### THE REQUEST
Using the data below, copy every line that contains the word "structured".

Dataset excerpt
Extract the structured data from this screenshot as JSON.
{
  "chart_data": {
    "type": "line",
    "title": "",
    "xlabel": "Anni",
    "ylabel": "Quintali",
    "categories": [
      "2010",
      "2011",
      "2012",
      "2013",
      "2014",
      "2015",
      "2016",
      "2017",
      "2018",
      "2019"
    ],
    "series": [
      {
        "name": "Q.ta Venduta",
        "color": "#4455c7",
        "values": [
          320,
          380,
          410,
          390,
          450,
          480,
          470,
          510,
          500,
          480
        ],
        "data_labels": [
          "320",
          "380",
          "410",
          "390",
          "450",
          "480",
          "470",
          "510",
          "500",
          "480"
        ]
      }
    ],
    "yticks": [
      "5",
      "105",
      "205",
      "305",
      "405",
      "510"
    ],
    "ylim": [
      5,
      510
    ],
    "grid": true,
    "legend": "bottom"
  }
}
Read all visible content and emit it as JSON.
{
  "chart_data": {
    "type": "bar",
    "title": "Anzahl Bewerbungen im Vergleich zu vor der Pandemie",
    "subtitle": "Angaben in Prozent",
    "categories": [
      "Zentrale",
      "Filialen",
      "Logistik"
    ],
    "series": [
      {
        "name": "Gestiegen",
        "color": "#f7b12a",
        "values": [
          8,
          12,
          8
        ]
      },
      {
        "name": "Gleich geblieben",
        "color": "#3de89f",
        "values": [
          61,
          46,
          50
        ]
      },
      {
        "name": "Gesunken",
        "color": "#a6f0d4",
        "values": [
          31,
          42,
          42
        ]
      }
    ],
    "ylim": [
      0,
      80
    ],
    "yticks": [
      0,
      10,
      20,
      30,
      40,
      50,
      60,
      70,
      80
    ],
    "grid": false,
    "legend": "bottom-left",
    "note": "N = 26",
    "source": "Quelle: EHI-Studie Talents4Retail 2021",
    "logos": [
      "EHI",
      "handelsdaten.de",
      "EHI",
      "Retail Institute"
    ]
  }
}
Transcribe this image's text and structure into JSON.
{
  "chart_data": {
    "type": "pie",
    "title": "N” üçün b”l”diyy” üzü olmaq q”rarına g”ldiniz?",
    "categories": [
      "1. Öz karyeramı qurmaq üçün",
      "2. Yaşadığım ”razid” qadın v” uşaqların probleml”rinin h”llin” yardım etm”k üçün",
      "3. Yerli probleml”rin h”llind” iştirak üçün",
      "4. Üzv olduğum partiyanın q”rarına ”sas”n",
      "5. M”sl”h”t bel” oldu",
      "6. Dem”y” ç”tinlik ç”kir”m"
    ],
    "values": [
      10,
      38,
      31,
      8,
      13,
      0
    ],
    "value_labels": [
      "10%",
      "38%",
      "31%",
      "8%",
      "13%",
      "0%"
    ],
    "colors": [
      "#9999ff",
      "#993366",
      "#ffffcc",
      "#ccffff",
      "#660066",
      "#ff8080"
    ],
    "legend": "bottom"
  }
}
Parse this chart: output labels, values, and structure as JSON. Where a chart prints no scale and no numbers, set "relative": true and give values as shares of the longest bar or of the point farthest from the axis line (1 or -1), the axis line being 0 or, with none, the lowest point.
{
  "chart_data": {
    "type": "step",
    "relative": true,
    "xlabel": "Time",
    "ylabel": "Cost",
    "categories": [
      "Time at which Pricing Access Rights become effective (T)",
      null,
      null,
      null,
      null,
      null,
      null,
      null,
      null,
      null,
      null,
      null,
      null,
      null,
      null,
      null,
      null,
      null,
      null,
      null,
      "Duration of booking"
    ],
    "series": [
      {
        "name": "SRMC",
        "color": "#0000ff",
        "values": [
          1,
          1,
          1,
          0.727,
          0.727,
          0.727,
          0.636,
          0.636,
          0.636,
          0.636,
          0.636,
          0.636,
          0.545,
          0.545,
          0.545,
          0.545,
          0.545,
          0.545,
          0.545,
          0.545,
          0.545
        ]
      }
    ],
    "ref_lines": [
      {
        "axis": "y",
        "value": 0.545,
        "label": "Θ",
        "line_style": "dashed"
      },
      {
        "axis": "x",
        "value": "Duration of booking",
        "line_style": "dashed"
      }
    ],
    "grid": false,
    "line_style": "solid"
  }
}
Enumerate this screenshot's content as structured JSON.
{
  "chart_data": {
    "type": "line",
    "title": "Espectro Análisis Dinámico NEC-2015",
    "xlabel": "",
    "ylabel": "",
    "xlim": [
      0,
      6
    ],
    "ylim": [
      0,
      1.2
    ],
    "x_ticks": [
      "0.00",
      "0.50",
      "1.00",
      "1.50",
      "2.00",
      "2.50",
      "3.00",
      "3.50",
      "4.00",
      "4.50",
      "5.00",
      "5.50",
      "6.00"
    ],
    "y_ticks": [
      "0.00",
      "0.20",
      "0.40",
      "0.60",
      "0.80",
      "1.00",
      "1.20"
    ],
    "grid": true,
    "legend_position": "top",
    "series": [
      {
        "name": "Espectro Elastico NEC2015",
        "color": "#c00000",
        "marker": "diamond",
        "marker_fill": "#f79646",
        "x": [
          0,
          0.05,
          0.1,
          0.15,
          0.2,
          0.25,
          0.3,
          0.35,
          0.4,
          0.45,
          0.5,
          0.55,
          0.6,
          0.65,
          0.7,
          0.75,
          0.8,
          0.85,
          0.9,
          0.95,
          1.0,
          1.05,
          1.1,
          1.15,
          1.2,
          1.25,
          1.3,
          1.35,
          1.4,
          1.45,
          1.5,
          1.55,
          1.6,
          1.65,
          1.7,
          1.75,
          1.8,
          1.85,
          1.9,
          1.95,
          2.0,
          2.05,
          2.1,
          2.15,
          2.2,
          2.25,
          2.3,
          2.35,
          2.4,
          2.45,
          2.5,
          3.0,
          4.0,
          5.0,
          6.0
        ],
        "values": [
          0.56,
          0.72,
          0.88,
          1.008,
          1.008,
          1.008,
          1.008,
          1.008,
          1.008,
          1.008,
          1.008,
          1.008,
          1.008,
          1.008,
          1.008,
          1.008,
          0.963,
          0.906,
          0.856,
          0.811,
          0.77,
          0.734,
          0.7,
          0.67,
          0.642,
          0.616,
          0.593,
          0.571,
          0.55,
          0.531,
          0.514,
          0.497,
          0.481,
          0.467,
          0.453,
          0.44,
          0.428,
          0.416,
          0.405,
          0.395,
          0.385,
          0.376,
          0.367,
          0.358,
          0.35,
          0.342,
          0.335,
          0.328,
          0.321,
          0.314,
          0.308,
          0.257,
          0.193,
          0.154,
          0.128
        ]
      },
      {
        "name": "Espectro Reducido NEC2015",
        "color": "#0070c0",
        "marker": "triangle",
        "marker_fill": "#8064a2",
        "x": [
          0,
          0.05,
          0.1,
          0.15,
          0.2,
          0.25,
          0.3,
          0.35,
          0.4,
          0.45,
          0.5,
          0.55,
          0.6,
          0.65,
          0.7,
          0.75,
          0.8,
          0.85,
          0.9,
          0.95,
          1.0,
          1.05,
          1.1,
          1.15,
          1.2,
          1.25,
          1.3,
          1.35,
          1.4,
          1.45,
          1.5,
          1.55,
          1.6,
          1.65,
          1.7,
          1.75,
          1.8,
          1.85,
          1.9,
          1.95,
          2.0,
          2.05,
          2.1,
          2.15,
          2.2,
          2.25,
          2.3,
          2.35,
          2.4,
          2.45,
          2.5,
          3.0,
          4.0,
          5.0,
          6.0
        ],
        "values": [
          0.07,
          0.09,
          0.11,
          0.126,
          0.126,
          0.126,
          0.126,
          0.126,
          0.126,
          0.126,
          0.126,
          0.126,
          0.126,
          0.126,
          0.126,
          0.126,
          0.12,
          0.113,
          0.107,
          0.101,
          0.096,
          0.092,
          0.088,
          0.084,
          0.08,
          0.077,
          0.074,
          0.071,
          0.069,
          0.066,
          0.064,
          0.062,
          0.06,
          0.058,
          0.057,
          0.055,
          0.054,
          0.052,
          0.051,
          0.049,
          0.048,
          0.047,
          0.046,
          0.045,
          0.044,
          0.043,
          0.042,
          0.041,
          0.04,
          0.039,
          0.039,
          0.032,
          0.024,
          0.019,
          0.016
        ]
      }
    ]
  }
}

### RESPONSE FOR THIS EXERCISE
Extract the structured data from this screenshot as JSON.
Enumerate this screenshot's content as structured JSON.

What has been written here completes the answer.